▸ Excerpted data
###
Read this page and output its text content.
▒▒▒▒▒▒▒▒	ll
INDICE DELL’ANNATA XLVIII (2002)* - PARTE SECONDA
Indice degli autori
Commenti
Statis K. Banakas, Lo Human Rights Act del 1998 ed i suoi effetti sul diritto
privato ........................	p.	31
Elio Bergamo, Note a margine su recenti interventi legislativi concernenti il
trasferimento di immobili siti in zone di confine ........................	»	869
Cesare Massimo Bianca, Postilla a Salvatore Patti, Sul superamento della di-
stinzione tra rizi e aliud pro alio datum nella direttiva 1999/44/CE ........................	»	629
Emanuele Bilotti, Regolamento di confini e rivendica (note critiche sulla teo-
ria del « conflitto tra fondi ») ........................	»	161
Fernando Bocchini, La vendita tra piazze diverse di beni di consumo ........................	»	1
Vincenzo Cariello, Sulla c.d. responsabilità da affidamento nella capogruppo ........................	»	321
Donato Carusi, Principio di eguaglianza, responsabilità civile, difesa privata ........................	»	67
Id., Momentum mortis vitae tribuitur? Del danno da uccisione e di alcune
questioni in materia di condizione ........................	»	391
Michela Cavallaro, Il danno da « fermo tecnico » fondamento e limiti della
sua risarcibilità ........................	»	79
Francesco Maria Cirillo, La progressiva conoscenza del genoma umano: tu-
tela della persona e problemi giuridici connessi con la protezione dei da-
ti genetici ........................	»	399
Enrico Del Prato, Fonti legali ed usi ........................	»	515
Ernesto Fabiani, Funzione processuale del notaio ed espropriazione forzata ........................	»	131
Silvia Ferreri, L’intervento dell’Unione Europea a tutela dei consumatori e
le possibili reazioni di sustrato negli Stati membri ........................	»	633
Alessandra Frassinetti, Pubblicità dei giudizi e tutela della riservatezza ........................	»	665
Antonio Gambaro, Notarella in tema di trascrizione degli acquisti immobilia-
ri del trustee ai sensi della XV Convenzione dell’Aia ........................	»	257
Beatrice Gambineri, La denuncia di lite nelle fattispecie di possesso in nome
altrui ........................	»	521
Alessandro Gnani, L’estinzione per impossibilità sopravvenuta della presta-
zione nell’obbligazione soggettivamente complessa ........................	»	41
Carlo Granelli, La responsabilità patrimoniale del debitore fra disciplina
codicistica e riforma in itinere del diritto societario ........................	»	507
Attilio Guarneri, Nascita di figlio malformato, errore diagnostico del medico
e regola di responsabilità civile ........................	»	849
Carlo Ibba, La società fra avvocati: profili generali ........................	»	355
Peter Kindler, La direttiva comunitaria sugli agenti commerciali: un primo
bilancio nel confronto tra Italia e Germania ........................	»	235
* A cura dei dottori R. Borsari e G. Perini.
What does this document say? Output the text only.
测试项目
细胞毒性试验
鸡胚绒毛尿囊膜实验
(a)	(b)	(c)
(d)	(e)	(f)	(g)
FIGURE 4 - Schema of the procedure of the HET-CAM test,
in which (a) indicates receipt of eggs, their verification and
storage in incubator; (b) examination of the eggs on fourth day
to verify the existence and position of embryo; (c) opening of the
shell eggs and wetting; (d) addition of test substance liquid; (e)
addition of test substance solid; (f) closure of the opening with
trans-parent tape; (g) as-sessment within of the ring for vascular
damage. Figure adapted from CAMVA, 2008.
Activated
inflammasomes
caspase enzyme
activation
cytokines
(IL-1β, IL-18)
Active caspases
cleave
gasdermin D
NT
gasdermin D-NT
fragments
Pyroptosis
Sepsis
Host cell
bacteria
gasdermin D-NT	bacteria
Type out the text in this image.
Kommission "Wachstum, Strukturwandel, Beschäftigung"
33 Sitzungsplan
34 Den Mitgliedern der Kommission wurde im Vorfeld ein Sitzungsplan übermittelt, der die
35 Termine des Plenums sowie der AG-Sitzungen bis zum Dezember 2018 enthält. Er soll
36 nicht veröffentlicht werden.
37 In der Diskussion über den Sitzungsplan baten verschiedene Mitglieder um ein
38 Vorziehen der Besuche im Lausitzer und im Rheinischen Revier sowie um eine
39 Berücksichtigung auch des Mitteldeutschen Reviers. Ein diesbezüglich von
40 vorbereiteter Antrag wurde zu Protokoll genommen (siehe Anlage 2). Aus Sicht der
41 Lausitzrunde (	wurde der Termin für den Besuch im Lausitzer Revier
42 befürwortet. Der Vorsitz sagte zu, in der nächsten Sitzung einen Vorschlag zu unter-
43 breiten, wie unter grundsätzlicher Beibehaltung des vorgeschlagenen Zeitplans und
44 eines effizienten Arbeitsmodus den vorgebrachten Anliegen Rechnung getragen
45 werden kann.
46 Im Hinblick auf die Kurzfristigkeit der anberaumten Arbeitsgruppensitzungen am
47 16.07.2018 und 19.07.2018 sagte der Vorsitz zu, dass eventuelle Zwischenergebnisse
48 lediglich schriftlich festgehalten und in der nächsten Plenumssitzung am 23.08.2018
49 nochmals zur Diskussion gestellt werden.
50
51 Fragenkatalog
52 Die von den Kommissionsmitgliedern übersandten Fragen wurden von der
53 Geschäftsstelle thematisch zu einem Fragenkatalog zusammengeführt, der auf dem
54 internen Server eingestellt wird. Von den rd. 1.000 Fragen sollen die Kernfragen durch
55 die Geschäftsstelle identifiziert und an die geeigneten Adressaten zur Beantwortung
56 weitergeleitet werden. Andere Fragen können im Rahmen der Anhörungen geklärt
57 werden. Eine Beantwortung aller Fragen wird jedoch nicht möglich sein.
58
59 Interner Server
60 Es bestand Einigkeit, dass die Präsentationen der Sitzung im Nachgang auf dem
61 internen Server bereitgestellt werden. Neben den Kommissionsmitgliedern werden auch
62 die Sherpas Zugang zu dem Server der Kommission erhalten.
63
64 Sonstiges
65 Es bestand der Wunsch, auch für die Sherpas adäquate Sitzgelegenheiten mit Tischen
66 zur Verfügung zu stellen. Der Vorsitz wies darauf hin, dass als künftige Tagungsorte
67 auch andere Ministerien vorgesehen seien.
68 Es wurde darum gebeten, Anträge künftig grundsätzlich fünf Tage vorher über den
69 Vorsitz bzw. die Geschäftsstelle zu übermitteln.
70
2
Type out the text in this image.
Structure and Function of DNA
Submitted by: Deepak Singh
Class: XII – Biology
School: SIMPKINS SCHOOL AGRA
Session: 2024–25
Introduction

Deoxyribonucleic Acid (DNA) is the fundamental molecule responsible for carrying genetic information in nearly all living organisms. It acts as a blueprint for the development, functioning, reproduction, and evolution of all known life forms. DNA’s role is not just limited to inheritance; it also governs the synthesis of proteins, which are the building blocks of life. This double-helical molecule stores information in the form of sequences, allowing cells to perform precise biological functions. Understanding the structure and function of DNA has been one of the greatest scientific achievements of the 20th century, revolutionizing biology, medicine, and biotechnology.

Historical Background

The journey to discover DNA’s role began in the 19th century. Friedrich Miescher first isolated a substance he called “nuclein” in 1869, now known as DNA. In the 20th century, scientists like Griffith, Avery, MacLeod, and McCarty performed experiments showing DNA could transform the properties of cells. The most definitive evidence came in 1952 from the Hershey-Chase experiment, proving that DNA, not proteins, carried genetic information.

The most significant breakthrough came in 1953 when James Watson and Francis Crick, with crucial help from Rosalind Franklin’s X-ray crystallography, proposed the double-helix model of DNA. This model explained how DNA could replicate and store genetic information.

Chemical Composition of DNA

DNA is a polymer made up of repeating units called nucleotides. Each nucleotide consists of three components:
###
▸ What you will do
If a line of the records above includes the word "sowie", count it; state the final number with no other words.

▸ Exercise output
2